— What to produce —
Examine the material below. Gather every line in which the string "insurance" appears.

>> Start Data section

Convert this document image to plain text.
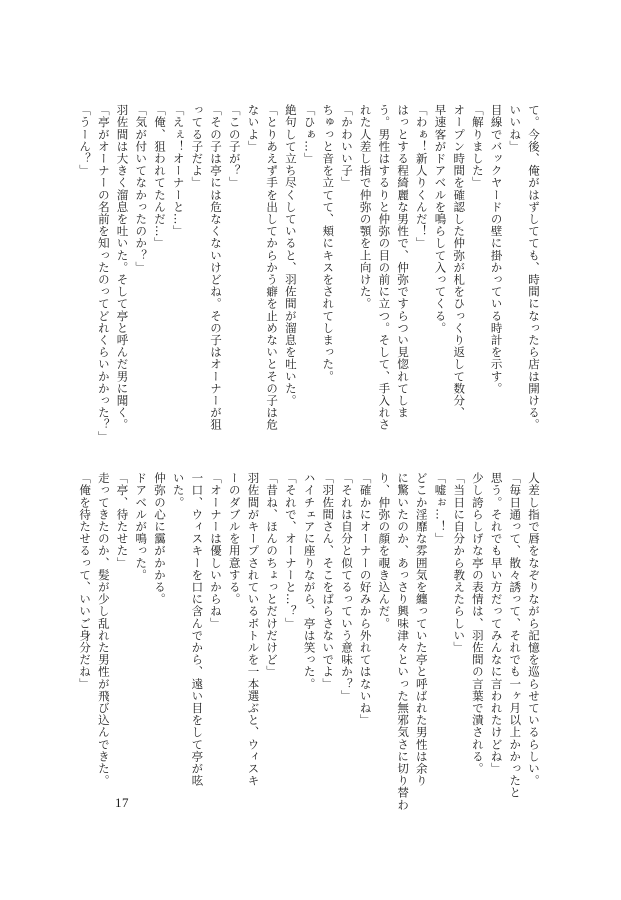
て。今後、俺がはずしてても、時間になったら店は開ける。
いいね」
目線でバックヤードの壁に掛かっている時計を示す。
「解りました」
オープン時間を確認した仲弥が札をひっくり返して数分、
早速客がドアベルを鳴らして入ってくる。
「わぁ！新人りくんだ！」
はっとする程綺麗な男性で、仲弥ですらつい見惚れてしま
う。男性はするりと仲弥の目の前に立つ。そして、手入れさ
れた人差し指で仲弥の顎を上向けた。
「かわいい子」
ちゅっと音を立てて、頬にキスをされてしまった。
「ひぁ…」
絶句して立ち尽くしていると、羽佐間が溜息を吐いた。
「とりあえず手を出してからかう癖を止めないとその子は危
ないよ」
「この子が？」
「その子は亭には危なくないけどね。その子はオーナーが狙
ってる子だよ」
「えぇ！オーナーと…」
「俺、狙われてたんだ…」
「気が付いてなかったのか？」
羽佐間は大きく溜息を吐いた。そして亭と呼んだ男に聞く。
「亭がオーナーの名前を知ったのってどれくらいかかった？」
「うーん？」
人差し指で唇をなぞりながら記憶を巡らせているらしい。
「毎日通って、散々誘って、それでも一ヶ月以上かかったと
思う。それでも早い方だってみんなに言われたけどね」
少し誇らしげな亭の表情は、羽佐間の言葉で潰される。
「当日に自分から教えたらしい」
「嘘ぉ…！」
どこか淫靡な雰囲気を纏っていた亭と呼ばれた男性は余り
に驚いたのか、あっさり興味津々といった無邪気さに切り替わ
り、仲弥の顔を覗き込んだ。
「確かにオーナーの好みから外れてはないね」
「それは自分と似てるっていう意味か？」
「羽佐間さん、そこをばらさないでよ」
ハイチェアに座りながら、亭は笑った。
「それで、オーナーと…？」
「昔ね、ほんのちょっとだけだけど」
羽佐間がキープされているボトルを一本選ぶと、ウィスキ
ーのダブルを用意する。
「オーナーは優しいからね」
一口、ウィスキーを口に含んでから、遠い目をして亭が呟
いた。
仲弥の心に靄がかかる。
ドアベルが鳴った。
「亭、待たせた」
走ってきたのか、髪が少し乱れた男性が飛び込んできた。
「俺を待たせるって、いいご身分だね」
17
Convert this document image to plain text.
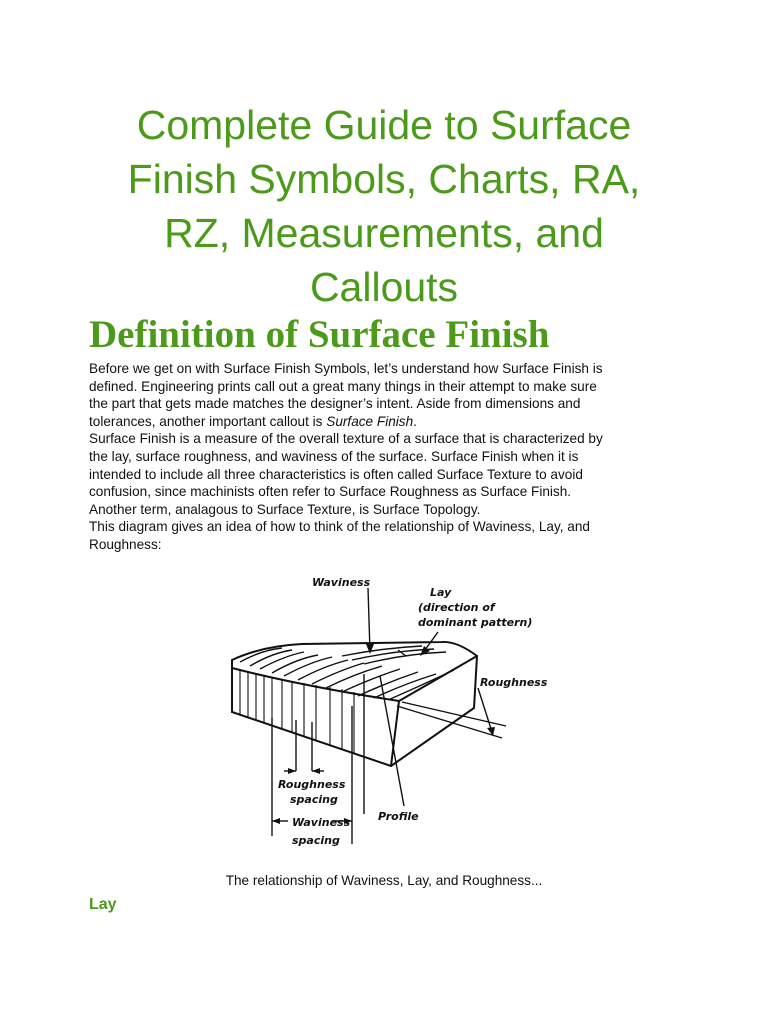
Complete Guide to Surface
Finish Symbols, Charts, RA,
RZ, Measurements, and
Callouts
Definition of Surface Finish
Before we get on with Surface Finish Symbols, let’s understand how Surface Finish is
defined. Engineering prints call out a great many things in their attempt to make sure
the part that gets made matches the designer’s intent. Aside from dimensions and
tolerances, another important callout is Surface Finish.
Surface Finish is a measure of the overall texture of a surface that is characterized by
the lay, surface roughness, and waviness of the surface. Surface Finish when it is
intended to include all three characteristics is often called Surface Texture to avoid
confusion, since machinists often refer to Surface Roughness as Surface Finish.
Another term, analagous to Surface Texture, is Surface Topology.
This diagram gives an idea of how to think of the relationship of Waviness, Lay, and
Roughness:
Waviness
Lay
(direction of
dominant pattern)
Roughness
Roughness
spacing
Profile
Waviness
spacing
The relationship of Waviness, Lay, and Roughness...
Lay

>> End Data section
>> Start Data section

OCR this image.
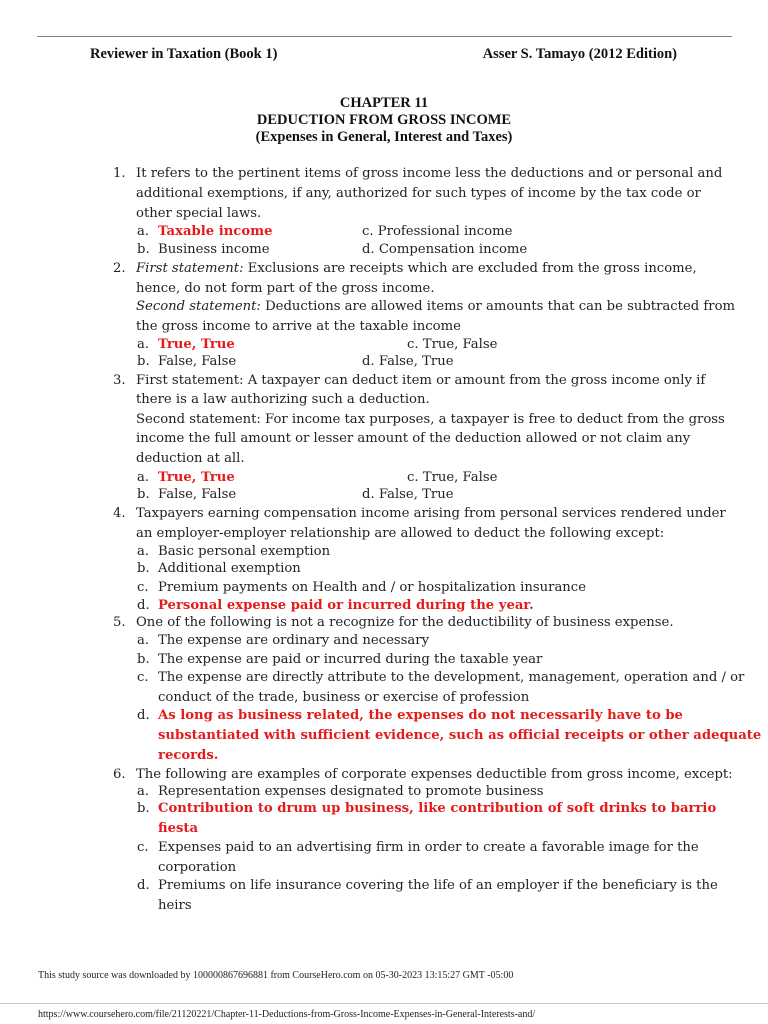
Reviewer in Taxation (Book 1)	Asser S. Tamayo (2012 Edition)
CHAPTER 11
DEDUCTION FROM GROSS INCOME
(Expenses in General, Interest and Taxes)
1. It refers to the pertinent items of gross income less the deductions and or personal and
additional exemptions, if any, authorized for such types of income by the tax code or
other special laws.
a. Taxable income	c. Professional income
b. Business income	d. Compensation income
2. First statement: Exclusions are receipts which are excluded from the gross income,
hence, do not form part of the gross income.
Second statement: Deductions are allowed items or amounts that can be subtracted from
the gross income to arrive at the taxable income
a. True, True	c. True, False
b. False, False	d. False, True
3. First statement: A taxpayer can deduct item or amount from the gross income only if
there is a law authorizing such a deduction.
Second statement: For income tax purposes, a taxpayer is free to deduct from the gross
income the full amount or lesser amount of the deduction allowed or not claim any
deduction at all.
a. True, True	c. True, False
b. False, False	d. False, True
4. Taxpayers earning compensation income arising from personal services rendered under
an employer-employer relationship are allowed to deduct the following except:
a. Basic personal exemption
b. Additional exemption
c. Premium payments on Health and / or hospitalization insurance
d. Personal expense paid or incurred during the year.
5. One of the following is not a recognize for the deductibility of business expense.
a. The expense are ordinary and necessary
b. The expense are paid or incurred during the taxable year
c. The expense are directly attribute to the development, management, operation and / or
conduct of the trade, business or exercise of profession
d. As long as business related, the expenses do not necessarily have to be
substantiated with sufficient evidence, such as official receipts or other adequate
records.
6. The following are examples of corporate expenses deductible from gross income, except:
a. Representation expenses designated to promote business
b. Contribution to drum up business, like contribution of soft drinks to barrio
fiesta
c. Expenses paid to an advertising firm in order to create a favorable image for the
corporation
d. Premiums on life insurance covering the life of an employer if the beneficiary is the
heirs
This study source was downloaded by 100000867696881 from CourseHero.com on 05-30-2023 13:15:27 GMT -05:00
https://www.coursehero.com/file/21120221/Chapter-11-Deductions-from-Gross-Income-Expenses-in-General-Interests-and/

>> End Data section

— Solution to this exercise —
c. Premium payments on Health and / or hospitalization insurance
d. Premiums on life insurance covering the life of an employer if the beneficiary is the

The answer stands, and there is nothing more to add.